Dataset records
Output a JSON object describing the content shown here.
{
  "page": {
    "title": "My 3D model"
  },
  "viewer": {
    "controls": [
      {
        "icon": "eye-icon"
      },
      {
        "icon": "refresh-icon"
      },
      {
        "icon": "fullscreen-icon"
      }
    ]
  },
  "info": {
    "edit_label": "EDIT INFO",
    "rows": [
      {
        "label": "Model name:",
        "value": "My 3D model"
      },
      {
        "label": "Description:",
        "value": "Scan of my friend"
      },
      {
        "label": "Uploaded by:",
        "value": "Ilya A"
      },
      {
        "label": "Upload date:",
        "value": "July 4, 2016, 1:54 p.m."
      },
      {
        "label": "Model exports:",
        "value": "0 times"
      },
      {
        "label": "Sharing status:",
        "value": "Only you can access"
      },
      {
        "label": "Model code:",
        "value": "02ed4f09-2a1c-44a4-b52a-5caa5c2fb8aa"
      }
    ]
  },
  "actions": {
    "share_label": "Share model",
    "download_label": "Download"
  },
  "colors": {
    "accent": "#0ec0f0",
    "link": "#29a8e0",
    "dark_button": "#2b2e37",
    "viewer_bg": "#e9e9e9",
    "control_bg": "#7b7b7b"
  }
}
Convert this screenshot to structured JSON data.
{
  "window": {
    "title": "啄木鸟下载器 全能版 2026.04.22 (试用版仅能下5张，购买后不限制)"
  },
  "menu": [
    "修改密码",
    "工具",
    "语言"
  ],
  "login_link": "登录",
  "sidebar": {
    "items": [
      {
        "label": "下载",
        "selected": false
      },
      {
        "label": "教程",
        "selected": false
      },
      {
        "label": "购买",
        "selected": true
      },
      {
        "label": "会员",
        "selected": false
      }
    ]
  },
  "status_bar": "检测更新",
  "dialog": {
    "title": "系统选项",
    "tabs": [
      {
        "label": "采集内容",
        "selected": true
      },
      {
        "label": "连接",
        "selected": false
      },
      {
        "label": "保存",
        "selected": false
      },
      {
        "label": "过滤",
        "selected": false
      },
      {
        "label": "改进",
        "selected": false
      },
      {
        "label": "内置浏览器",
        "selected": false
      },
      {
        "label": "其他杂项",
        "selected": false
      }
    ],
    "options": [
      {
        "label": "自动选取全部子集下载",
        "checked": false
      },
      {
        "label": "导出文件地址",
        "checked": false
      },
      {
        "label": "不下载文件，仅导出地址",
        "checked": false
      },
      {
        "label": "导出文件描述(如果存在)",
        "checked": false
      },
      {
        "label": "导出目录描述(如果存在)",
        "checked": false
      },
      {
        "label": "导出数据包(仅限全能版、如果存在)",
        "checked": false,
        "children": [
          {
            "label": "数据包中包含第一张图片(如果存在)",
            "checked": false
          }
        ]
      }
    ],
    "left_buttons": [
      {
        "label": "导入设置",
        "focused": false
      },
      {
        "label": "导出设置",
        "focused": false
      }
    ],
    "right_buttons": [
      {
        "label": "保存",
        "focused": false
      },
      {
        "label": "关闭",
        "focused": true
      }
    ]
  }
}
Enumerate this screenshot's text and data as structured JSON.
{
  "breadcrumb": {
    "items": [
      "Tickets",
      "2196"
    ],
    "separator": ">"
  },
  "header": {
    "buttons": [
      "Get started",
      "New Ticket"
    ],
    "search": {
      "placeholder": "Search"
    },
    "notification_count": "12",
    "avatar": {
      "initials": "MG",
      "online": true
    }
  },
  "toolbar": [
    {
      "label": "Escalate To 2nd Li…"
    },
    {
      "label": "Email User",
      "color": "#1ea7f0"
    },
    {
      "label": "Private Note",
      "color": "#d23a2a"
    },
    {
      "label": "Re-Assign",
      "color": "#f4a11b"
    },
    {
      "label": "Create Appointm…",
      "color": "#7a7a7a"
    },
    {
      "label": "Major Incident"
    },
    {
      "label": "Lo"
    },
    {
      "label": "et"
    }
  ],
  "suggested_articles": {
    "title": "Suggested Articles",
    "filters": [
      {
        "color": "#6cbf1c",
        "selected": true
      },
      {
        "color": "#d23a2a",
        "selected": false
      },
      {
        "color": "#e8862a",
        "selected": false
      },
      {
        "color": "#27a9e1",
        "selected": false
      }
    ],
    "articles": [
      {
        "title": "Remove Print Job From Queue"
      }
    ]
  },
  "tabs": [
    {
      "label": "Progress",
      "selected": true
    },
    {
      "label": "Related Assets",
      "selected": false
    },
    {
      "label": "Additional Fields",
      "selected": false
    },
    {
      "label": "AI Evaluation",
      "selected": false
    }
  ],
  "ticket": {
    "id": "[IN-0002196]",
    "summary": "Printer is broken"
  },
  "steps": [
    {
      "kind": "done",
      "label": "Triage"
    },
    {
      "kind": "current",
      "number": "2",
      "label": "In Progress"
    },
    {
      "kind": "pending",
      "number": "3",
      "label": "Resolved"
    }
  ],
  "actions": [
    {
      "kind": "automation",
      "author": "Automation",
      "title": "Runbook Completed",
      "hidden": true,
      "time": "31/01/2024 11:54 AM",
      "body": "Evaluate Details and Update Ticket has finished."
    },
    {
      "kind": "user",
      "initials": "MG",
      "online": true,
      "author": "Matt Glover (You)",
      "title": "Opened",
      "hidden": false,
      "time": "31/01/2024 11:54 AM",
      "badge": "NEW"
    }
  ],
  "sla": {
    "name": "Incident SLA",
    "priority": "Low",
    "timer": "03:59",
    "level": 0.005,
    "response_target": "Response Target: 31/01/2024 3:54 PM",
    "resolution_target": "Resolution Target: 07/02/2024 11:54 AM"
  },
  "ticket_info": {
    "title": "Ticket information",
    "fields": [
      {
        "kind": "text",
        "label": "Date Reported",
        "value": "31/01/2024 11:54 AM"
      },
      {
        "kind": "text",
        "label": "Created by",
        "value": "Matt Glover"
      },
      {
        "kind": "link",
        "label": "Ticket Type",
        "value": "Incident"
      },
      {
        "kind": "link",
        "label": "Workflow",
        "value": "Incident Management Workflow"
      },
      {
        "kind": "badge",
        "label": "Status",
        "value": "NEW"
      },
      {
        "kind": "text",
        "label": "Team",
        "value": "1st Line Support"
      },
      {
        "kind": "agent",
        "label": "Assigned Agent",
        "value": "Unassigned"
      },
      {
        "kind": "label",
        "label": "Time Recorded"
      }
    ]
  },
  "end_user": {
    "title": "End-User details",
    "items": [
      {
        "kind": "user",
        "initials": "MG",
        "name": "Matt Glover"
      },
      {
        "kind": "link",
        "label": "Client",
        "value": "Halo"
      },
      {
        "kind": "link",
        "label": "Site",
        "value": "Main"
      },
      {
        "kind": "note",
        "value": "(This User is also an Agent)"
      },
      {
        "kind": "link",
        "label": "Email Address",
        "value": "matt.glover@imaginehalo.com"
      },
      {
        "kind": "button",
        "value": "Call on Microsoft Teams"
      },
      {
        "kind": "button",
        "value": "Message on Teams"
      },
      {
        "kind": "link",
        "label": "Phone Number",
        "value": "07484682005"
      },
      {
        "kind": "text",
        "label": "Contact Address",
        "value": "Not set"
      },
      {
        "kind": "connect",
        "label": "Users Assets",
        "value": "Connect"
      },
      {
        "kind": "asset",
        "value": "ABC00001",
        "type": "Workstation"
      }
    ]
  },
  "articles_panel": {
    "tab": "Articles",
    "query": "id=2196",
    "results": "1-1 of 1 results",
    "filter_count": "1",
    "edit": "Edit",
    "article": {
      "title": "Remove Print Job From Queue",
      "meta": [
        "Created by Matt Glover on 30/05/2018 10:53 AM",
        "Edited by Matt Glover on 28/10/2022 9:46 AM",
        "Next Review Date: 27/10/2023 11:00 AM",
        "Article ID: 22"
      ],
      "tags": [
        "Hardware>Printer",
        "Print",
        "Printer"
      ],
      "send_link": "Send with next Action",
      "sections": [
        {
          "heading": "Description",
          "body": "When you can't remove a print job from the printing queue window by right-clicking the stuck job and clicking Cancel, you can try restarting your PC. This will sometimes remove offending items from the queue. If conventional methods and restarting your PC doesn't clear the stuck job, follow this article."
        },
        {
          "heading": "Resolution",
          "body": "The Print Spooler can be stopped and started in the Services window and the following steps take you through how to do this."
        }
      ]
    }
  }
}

> [Job]: Above are the records. Copy every line in them holding "true".

> [The answer]:
        "selected": true
        "selected": true
        "focused": true
      "online": true
        "selected": true
      "selected": true
      "hidden": true,
      "online": true,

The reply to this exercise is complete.